REQUIRED WORK -
Search the material below for the string "organic" and list each line that holds it.
[Start DATA TO USE]
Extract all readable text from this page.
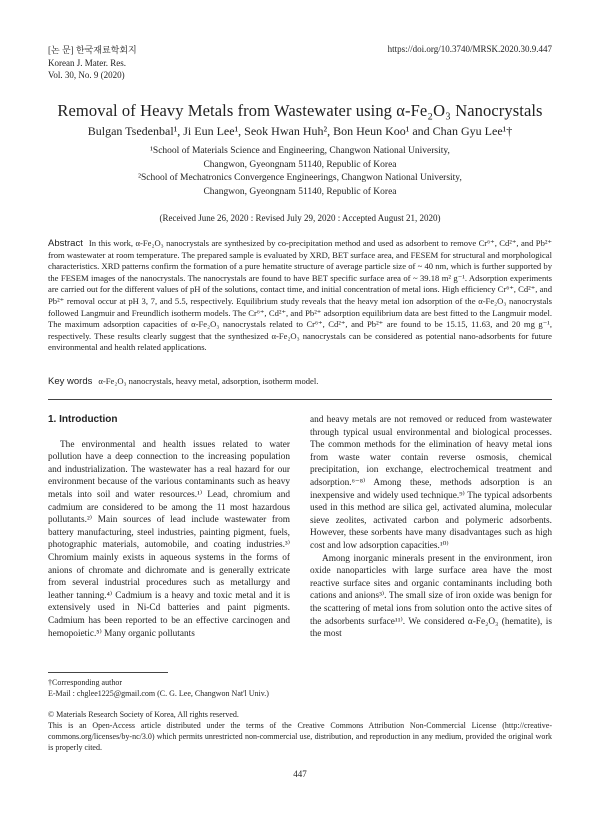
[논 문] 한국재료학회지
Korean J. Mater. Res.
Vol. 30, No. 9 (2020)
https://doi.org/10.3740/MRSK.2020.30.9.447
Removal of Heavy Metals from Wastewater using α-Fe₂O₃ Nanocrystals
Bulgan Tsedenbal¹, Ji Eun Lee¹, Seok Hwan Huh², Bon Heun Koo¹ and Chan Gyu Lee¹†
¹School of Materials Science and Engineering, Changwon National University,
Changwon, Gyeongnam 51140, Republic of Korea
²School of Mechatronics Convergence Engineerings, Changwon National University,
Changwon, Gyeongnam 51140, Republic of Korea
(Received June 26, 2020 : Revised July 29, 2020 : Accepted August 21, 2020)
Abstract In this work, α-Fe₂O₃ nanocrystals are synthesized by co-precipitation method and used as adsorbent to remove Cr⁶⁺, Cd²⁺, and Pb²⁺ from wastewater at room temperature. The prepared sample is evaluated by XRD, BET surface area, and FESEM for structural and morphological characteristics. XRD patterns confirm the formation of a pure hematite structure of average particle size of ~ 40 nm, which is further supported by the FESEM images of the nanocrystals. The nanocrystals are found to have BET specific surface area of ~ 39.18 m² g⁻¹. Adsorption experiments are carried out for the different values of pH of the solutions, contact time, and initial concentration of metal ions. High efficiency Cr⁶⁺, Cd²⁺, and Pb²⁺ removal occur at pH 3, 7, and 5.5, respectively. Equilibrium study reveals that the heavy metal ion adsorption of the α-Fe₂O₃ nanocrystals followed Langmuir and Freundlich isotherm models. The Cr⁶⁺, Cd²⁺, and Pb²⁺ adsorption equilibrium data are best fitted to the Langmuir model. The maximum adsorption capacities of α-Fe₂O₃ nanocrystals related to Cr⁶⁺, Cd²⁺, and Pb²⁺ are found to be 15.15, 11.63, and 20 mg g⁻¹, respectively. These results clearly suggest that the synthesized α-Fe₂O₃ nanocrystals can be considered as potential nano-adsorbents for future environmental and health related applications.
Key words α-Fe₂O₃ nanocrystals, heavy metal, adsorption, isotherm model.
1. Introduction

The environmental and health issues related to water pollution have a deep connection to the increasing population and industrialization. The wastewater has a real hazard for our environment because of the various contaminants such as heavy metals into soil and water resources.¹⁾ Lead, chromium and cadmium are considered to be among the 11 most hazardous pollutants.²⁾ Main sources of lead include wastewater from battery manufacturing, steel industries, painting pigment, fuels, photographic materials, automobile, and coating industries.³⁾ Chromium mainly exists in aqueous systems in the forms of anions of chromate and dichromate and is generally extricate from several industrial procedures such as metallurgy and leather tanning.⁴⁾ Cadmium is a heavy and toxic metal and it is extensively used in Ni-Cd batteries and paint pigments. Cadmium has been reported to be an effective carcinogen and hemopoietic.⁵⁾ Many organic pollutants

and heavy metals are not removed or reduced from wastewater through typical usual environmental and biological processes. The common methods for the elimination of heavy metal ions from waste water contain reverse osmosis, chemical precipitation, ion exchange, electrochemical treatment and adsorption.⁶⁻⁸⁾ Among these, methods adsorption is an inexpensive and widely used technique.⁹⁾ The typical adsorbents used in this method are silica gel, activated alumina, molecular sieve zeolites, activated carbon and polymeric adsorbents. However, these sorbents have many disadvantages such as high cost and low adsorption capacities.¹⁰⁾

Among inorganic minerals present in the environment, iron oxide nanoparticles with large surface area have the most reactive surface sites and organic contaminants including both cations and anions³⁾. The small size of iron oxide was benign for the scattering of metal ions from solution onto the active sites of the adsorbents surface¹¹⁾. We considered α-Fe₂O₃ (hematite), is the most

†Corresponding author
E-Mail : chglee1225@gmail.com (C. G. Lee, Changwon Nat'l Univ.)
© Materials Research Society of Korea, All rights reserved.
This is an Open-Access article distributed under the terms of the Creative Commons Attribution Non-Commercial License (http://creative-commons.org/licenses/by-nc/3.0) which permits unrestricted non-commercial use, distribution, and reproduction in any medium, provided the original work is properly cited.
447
[End DATA TO USE]
[Start DATA TO USE]
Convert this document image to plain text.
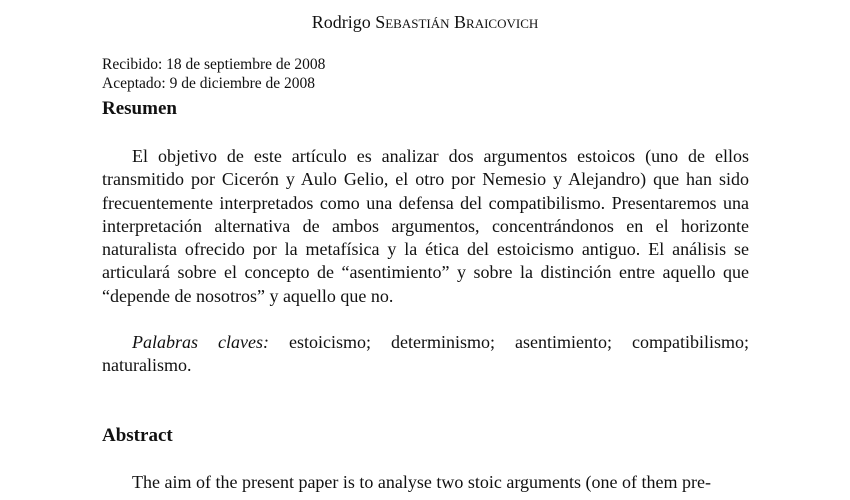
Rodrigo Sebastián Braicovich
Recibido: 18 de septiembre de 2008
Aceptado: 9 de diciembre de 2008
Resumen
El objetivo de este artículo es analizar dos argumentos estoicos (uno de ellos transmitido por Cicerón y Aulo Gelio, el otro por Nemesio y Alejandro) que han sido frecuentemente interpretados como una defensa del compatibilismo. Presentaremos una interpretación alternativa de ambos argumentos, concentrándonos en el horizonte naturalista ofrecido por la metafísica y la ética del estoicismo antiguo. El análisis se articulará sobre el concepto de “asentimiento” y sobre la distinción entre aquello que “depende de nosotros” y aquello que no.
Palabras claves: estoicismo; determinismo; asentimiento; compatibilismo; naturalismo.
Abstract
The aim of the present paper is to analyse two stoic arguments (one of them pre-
[End DATA TO USE]
[Start DATA TO USE]
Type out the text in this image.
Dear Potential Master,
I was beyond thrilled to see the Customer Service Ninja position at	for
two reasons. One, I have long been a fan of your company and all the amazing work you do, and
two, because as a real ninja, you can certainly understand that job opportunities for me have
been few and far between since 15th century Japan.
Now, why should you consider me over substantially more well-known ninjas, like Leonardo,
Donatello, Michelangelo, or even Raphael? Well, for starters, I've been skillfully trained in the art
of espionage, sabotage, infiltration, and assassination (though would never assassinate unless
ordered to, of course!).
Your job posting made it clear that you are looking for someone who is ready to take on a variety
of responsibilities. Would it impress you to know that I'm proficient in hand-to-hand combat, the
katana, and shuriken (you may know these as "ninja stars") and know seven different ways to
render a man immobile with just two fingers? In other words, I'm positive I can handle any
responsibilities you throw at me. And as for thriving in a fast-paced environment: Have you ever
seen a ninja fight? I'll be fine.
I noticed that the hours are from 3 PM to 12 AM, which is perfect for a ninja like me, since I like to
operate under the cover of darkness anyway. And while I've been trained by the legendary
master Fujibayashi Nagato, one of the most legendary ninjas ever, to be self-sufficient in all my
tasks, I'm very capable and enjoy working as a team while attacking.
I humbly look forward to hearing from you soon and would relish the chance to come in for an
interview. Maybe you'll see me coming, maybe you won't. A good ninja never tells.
[End DATA TO USE]
SOLUTION TO THIS PROBLEM -
The environmental and health issues related to water pollution have a deep connection to the increasing population and industrialization. The wastewater has a real hazard for our environment because of the various contaminants such as heavy metals into soil and water resources.¹⁾ Lead, chromium and cadmium are considered to be among the 11 most hazardous pollutants.²⁾ Main sources of lead include wastewater from battery manufacturing, steel industries, painting pigment, fuels, photographic materials, automobile, and coating industries.³⁾ Chromium mainly exists in aqueous systems in the forms of anions of chromate and dichromate and is generally extricate from several industrial procedures such as metallurgy and leather tanning.⁴⁾ Cadmium is a heavy and toxic metal and it is extensively used in Ni-Cd batteries and paint pigments. Cadmium has been reported to be an effective carcinogen and hemopoietic.⁵⁾ Many organic pollutants
Among inorganic minerals present in the environment, iron oxide nanoparticles with large surface area have the most reactive surface sites and organic contaminants including both cations and anions³⁾. The small size of iron oxide was benign for the scattering of metal ions from solution onto the active sites of the adsorbents surface¹¹⁾. We considered α-Fe₂O₃ (hematite), is the most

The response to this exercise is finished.